▸ **Extracted text**:
Start of Block

A Graph-Based Movie Recommender Engine by Marko A. Rodriguez.
From the post:
A recommender engine helps a user find novel and interesting items within a pool of resources. There are numerous types of recommendation algorithms and a graph can serve as a general-purpose substrate for evaluating such algorithms. This post will demonstrate how to build a graph-based movie recommender engine using the publicly available MovieLens dataset, the graph database Neo4j, and the graph traversal language Gremlin. Feel free to follow along in the Gremlin console as the post will go step-by-step from data acquisition, to parsing, and ultimately, to traversing.
As important as graph engines, algorithms and research are at present, and as important as they will become, I think the Neo4j community itself is worthy of direct study. There are stellar contributors to the technology and the community, but is that what makes it such an up and coming community? Or perhaps how they contributed? It would take a raft (is that the term for a group of sociologists?) of sociologists and perhaps there are existing studies of online communities that might have some clues. I mention that because there are other groups I would like to see duplicate the success of the Neo4j community.
Marko takes you from data import to a useful (albeit limited) application in less than 2500 words. (measured to the end of the conclusion, excluding further reading)
And leaves you with suggestions for further exploring.
That is a blog post that promotes a paradigm. (And for anyone who takes offense at that observation, it applies to my efforts as well. There are other ways to promote a paradigm but you have to admit, this is a fairly compelling one.)
Put Marko’s post on your read with evening coffee list.

End of Block

▸ **Entries provided**:
Start of Block

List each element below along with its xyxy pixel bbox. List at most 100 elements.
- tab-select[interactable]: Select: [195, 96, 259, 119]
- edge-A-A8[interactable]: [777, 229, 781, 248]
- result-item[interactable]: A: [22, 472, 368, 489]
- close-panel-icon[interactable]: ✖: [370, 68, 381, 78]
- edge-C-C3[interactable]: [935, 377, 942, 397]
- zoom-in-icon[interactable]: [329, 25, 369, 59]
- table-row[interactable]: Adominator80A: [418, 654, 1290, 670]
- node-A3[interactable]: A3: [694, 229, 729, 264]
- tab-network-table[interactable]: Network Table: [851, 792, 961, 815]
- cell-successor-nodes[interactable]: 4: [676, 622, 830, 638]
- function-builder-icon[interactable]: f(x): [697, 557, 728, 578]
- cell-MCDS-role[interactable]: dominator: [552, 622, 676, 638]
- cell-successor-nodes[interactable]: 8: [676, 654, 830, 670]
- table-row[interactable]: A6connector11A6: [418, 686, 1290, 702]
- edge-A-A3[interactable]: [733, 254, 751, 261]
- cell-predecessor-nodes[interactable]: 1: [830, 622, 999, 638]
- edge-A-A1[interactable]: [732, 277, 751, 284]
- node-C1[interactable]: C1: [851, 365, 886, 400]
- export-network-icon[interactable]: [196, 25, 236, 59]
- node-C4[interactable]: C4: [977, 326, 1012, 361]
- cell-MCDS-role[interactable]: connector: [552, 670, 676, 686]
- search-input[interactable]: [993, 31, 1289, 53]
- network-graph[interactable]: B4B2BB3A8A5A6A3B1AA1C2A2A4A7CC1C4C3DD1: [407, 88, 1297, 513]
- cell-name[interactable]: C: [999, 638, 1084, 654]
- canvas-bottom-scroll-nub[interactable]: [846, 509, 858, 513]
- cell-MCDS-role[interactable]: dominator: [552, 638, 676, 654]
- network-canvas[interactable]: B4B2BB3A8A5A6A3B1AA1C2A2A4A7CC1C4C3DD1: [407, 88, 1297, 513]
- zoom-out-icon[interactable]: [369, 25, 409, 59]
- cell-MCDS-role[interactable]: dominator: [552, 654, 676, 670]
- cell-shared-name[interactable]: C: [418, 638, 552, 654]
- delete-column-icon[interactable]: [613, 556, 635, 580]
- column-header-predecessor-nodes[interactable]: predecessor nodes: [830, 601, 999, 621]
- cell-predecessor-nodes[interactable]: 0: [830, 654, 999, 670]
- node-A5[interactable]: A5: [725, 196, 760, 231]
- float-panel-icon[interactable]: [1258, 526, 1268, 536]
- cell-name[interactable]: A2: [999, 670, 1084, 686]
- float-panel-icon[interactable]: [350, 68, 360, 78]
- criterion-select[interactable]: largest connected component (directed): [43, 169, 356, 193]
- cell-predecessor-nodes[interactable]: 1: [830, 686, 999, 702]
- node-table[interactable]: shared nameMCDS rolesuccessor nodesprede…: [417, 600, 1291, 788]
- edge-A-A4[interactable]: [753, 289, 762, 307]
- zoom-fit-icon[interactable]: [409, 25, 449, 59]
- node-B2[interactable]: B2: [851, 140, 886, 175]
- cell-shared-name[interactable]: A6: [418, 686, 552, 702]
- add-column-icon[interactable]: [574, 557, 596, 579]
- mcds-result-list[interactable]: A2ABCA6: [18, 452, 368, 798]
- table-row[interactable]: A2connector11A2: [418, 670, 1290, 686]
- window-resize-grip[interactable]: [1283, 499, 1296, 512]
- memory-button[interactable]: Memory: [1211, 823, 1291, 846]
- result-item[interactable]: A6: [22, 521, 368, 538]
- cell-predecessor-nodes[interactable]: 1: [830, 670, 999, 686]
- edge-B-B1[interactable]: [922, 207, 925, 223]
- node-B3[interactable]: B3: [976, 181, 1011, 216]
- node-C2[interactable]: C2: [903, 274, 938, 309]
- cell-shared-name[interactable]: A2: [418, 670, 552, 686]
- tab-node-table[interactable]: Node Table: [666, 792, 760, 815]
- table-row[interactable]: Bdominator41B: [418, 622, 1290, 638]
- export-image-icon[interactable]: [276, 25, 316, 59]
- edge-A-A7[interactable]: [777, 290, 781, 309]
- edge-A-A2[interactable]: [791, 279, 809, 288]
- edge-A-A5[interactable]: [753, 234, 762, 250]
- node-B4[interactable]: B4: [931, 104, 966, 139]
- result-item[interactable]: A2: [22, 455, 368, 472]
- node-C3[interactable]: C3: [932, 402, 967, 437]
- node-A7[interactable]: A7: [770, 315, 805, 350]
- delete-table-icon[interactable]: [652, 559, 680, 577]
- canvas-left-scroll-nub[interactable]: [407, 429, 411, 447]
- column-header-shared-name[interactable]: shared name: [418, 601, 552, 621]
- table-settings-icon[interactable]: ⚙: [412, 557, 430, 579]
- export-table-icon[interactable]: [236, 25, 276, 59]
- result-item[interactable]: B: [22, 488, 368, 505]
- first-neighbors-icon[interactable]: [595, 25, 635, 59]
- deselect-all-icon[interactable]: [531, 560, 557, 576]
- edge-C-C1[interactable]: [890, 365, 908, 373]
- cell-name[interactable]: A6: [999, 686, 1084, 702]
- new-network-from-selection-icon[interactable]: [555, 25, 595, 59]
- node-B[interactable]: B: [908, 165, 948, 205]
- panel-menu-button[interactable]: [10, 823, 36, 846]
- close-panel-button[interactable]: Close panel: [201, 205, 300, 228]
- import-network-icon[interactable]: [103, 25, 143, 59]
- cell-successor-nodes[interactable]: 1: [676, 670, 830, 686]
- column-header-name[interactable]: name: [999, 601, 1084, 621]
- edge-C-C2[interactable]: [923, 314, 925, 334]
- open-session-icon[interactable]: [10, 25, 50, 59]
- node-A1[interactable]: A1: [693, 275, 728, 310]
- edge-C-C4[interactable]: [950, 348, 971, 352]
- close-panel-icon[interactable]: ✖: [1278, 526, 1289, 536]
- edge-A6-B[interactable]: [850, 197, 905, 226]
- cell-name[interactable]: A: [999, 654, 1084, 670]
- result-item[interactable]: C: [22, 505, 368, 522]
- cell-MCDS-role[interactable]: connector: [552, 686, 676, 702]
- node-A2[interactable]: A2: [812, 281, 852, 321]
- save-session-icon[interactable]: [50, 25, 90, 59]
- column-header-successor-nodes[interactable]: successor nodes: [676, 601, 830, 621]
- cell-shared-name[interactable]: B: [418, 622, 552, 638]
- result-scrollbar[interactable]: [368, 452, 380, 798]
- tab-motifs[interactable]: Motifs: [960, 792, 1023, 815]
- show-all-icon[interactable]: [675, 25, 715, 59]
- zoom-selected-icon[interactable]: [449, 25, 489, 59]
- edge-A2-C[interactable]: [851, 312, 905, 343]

End of Block

▸ **To do**: Copy out the post about the graph-based movie recommender engine word for word, from beginning to end.

▸ **Response**:
A Graph-Based Movie Recommender Engine by Marko A. Rodriguez.
From the post:
A recommender engine helps a user find novel and interesting items within a pool of resources. There are numerous types of recommendation algorithms and a graph can serve as a general-purpose substrate for evaluating such algorithms. This post will demonstrate how to build a graph-based movie recommender engine using the publicly available MovieLens dataset, the graph database Neo4j, and the graph traversal language Gremlin. Feel free to follow along in the Gremlin console as the post will go step-by-step from data acquisition, to parsing, and ultimately, to traversing.
As important as graph engines, algorithms and research are at present, and as important as they will become, I think the Neo4j community itself is worthy of direct study. There are stellar contributors to the technology and the community, but is that what makes it such an up and coming community? Or perhaps how they contributed? It would take a raft (is that the term for a group of sociologists?) of sociologists and perhaps there are existing studies of online communities that might have some clues. I mention that because there are other groups I would like to see duplicate the success of the Neo4j community.
Marko takes you from data import to a useful (albeit limited) application in less than 2500 words. (measured to the end of the conclusion, excluding further reading)
And leaves you with suggestions for further exploring.
That is a blog post that promotes a paradigm. (And for anyone who takes offense at that observation, it applies to my efforts as well. There are other ways to promote a paradigm but you have to admit, this is a fairly compelling one.)
Put Marko’s post on your read with evening coffee list.